>>>

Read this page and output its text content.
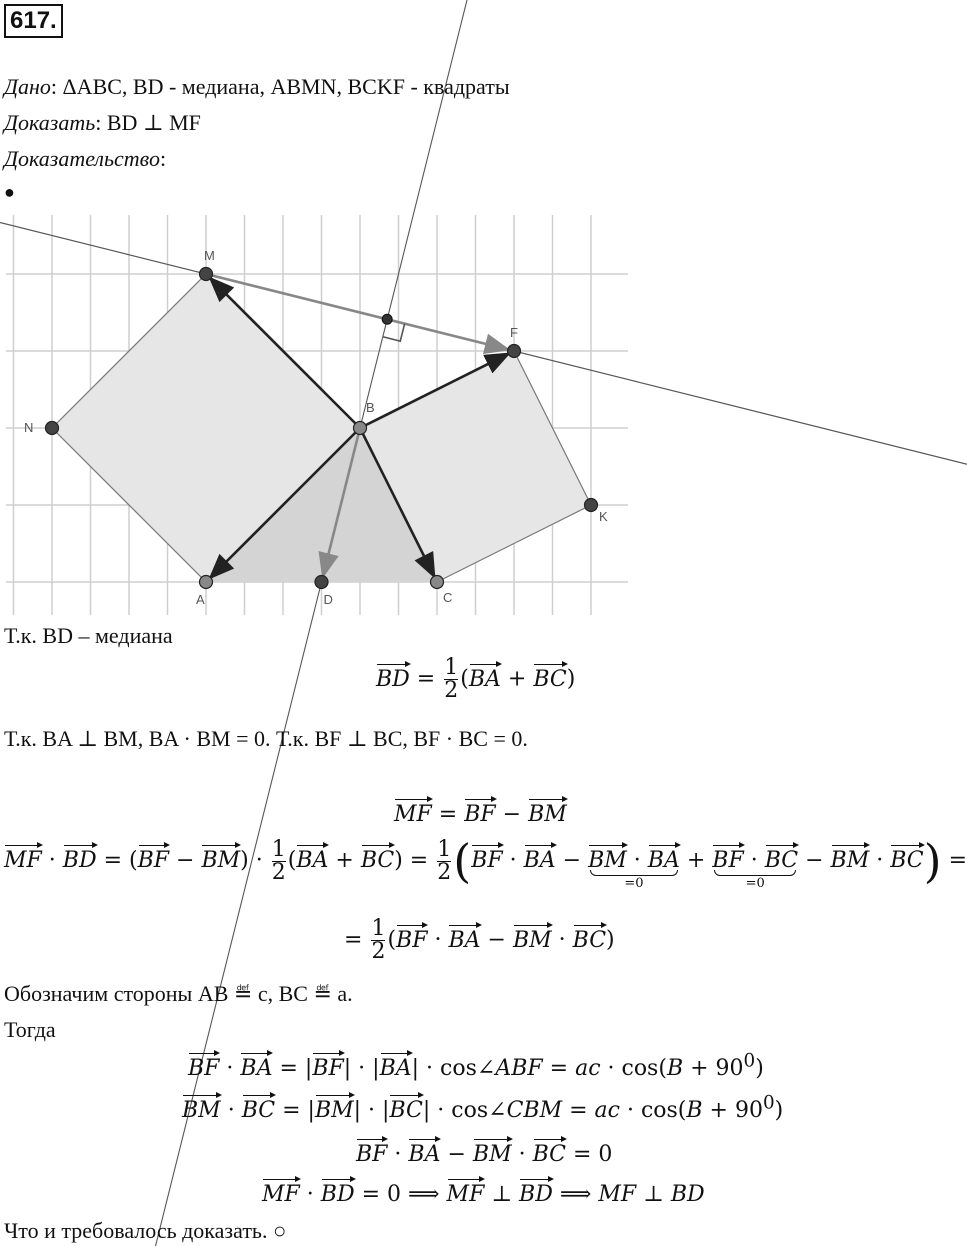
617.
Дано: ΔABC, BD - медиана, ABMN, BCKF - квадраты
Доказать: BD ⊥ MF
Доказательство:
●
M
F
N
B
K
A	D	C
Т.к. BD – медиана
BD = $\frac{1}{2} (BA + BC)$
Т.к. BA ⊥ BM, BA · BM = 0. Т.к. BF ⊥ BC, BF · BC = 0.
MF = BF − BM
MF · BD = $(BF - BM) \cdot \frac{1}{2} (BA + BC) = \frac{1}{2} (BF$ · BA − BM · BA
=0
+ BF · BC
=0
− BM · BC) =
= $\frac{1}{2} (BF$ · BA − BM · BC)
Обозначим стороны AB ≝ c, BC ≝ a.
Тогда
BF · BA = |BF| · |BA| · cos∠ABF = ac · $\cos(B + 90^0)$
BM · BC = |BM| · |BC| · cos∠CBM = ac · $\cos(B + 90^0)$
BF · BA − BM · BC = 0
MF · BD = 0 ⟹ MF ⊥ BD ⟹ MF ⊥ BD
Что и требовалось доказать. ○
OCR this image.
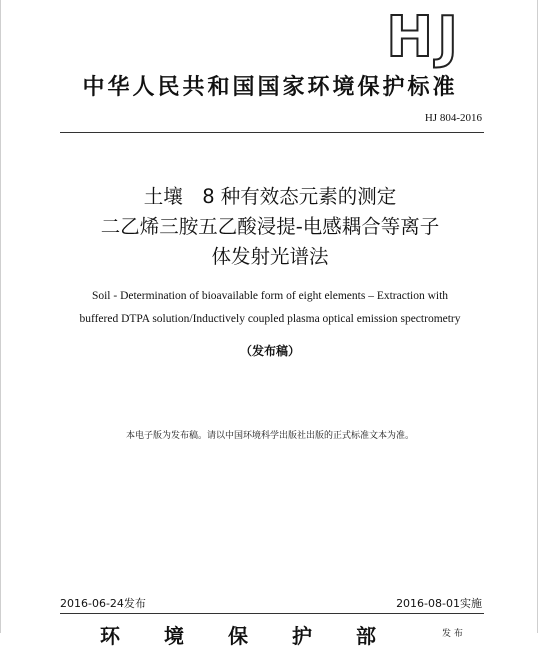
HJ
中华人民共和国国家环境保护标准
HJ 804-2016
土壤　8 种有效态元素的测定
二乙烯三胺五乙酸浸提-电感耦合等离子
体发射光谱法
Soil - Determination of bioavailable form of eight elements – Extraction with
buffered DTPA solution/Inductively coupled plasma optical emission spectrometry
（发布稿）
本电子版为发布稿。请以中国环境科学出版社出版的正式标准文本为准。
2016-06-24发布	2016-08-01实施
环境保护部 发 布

<<<
>>>

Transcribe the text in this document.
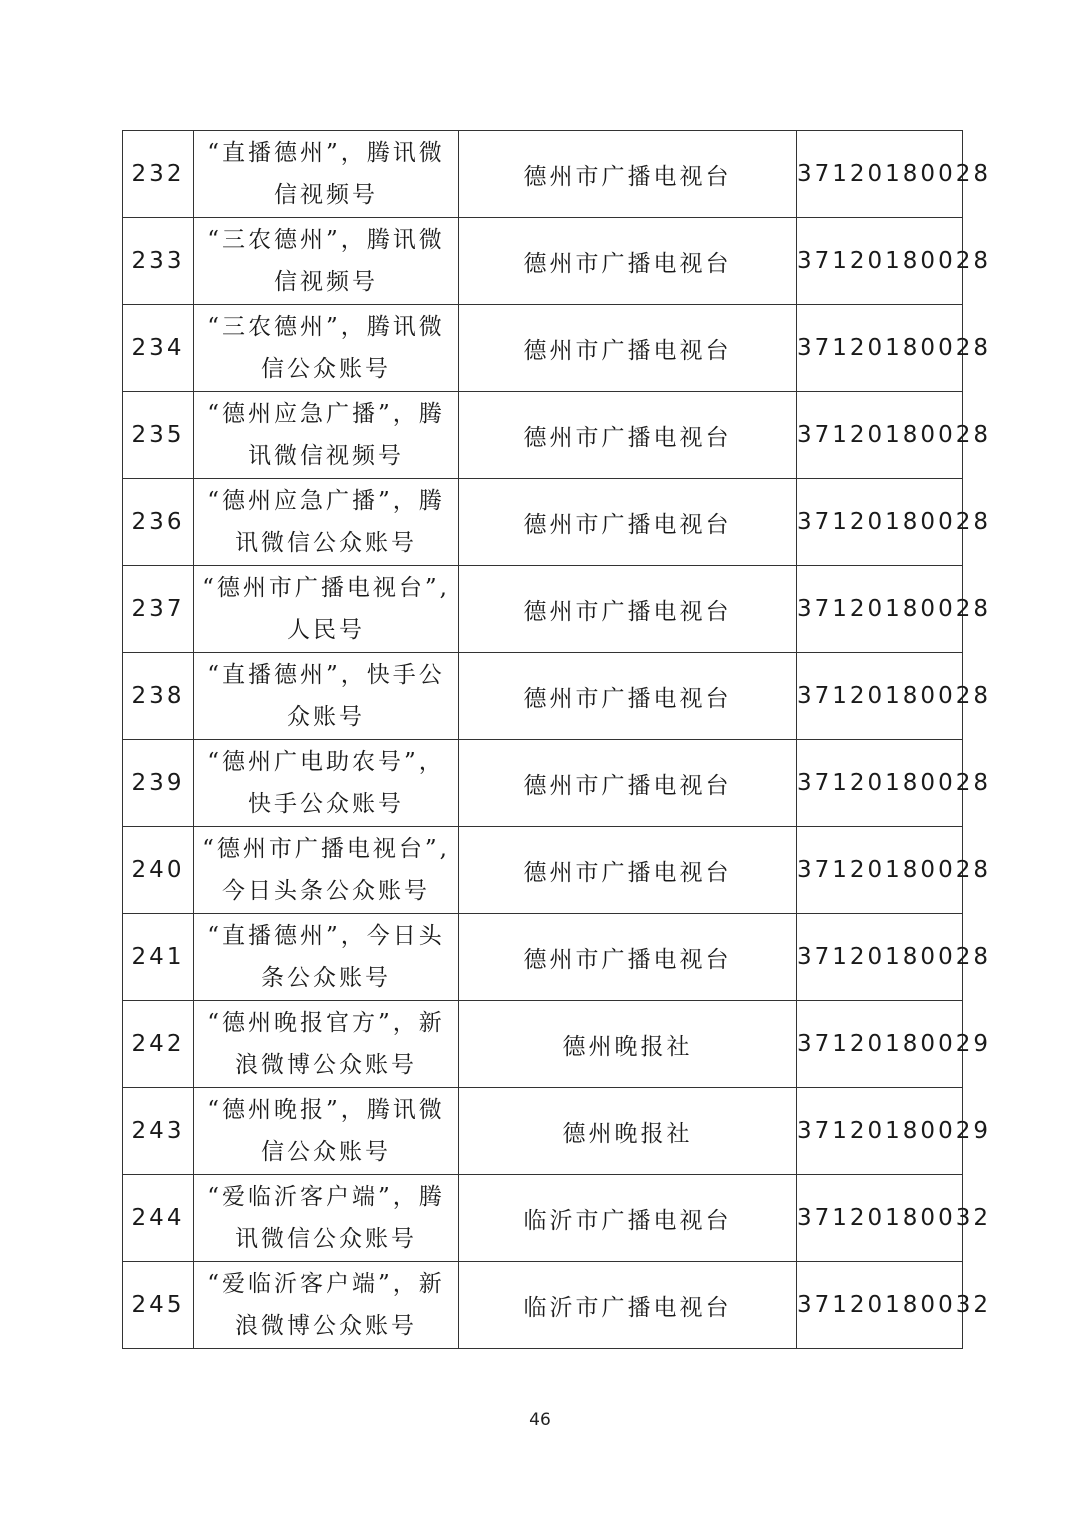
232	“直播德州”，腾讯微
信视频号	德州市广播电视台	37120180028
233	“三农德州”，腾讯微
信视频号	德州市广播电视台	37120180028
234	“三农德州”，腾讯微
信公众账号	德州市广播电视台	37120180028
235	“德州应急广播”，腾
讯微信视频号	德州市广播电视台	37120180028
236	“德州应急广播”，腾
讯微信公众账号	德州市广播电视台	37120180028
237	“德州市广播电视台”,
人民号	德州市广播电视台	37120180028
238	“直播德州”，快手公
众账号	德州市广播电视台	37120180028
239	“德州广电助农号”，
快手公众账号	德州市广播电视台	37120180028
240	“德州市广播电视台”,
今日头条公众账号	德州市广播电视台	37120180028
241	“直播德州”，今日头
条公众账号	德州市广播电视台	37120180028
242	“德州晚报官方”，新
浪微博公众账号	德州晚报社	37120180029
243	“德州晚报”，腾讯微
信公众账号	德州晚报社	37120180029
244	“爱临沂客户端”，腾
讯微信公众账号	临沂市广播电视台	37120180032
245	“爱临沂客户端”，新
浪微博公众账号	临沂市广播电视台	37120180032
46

<<<
>>>

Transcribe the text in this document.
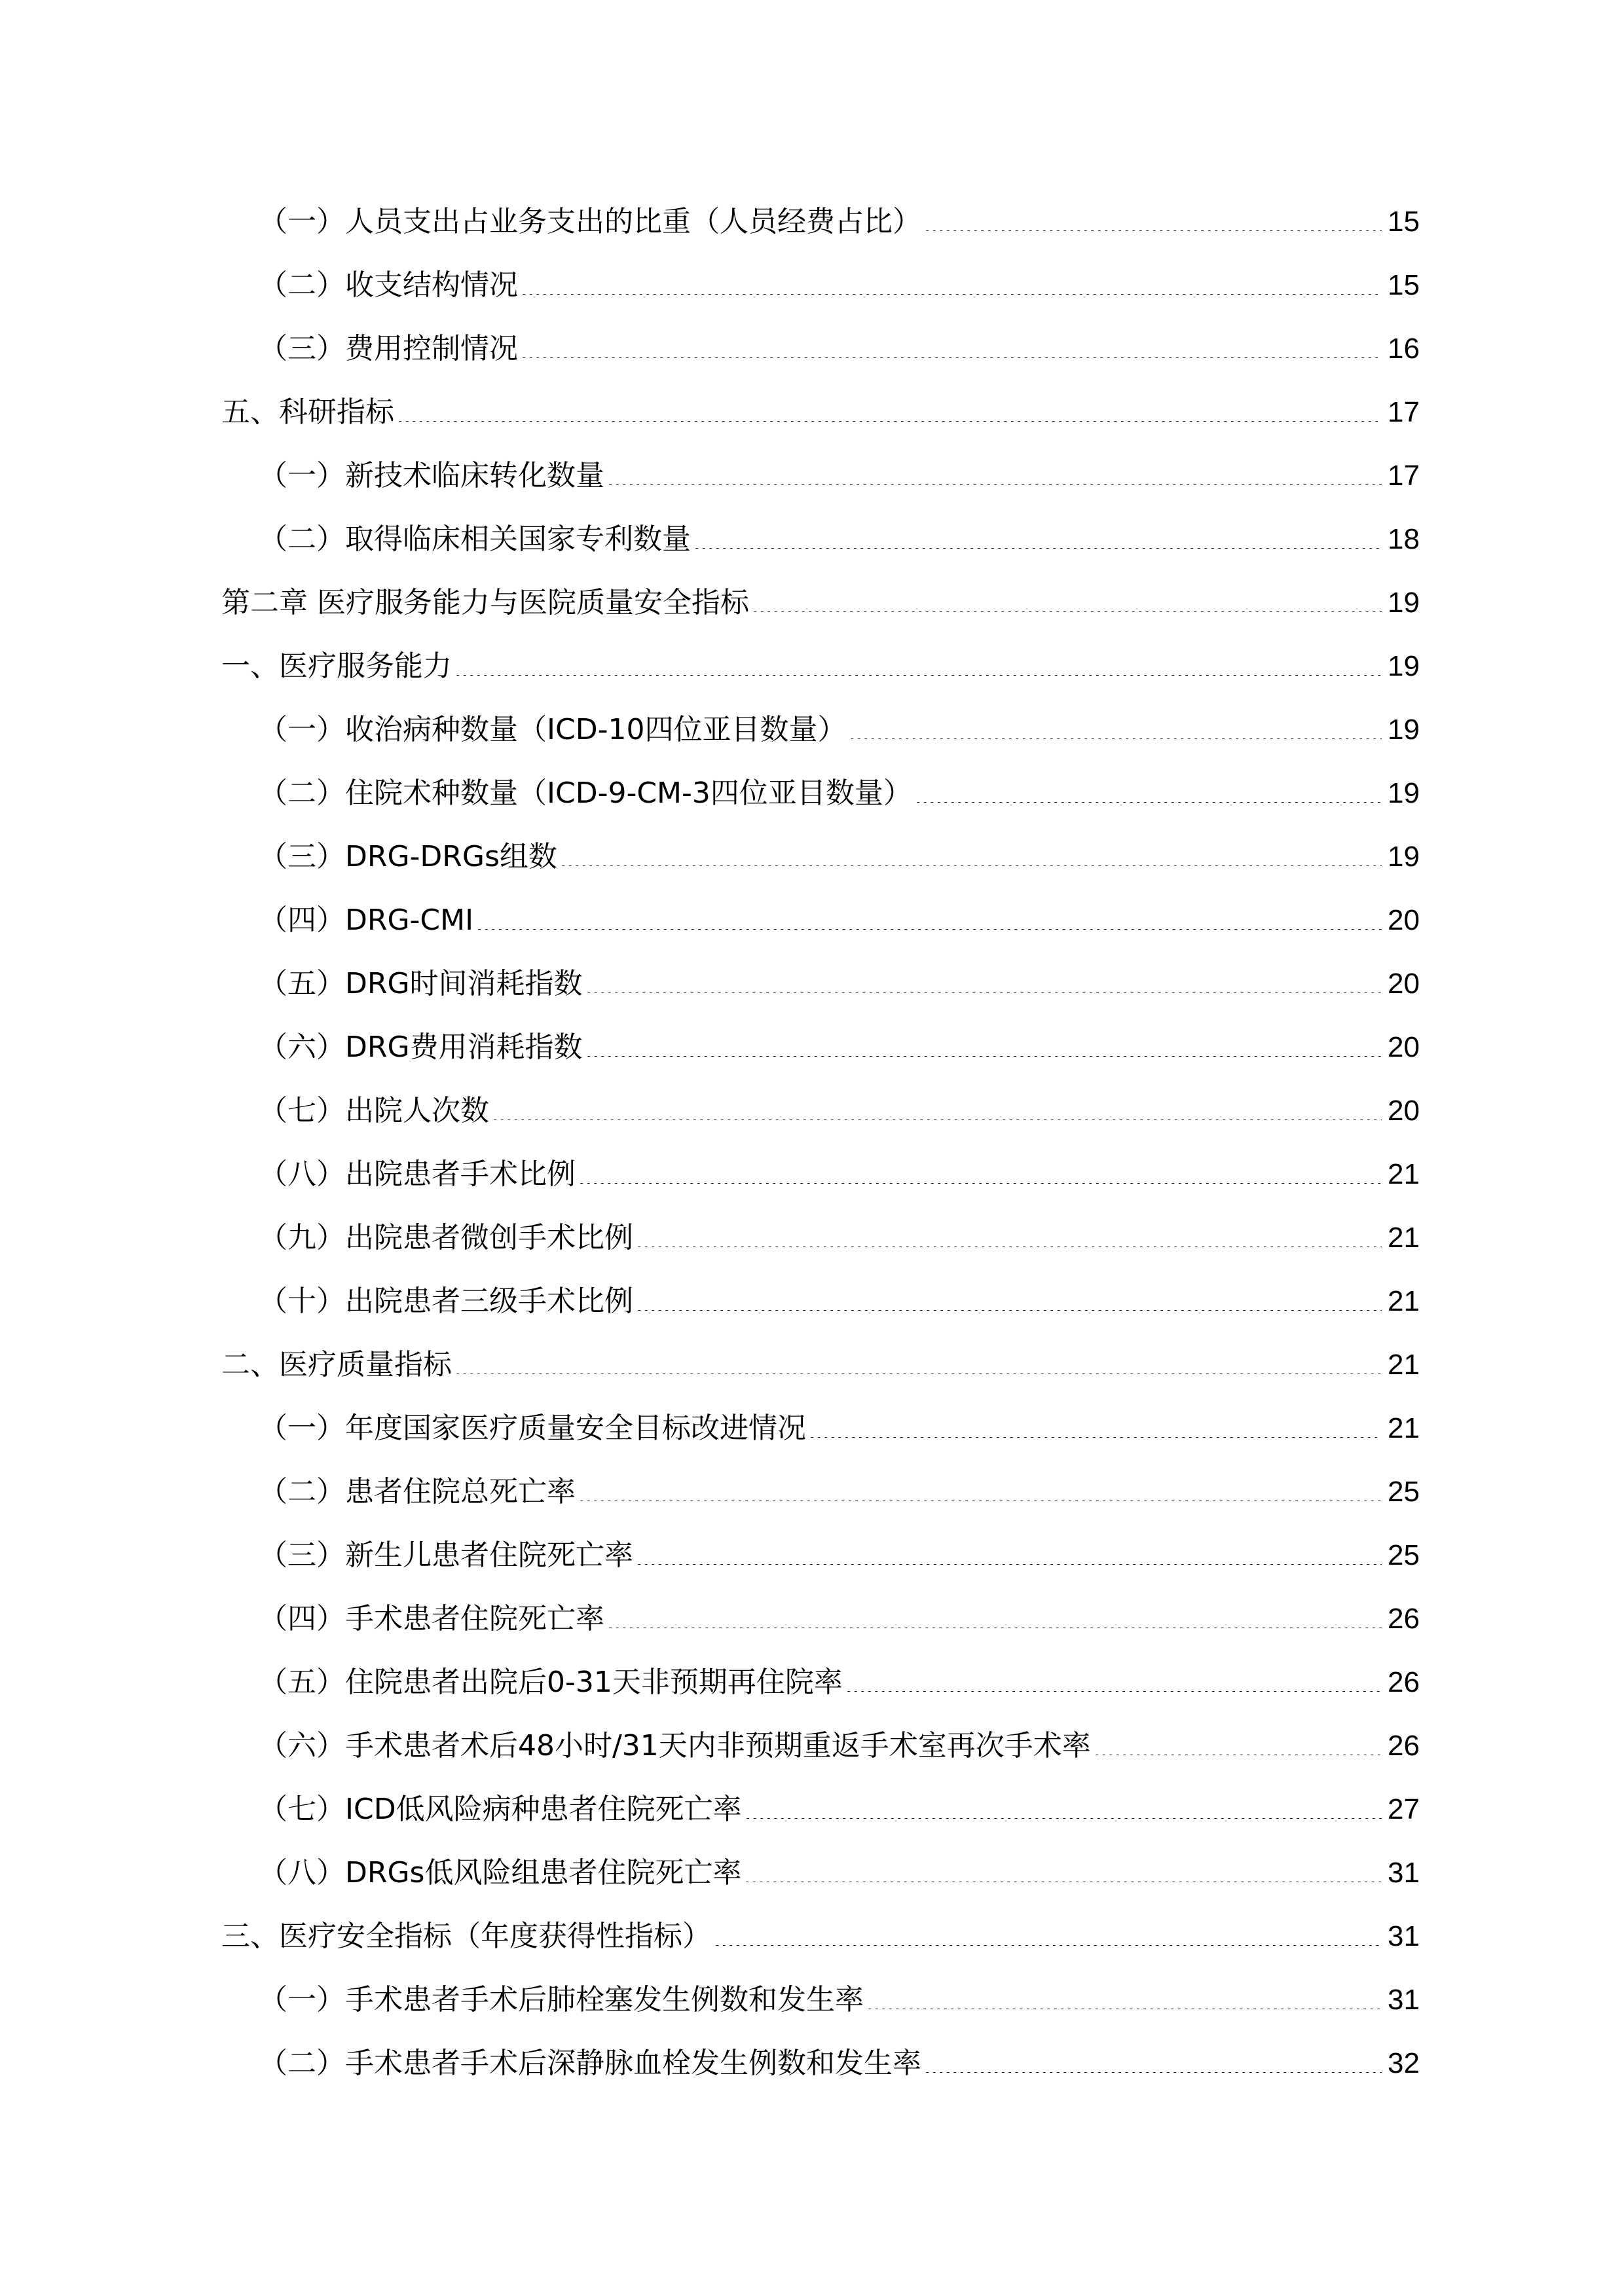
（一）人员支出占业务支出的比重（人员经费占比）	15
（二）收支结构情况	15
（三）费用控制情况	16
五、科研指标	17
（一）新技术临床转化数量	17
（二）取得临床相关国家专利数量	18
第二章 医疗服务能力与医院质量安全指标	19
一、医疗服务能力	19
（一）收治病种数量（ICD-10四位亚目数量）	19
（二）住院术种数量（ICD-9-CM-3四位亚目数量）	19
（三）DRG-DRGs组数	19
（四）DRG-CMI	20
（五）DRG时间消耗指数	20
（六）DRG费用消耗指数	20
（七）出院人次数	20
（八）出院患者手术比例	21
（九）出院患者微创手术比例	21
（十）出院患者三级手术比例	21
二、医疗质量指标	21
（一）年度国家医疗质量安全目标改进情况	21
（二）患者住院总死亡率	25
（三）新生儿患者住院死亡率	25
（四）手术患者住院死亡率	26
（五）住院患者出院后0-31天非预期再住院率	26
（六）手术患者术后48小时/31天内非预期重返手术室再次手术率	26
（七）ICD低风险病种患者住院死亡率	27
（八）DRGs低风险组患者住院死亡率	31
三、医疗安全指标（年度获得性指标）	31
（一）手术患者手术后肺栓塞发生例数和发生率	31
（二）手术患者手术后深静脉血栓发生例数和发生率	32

<<<

AIM: Using the listing, copy every line where the word "浪微博公众账号" shows up.

EXERCISE ANSWER:
浪微博公众账号	德州晚报社	37120180029
浪微博公众账号	临沂市广播电视台	37120180032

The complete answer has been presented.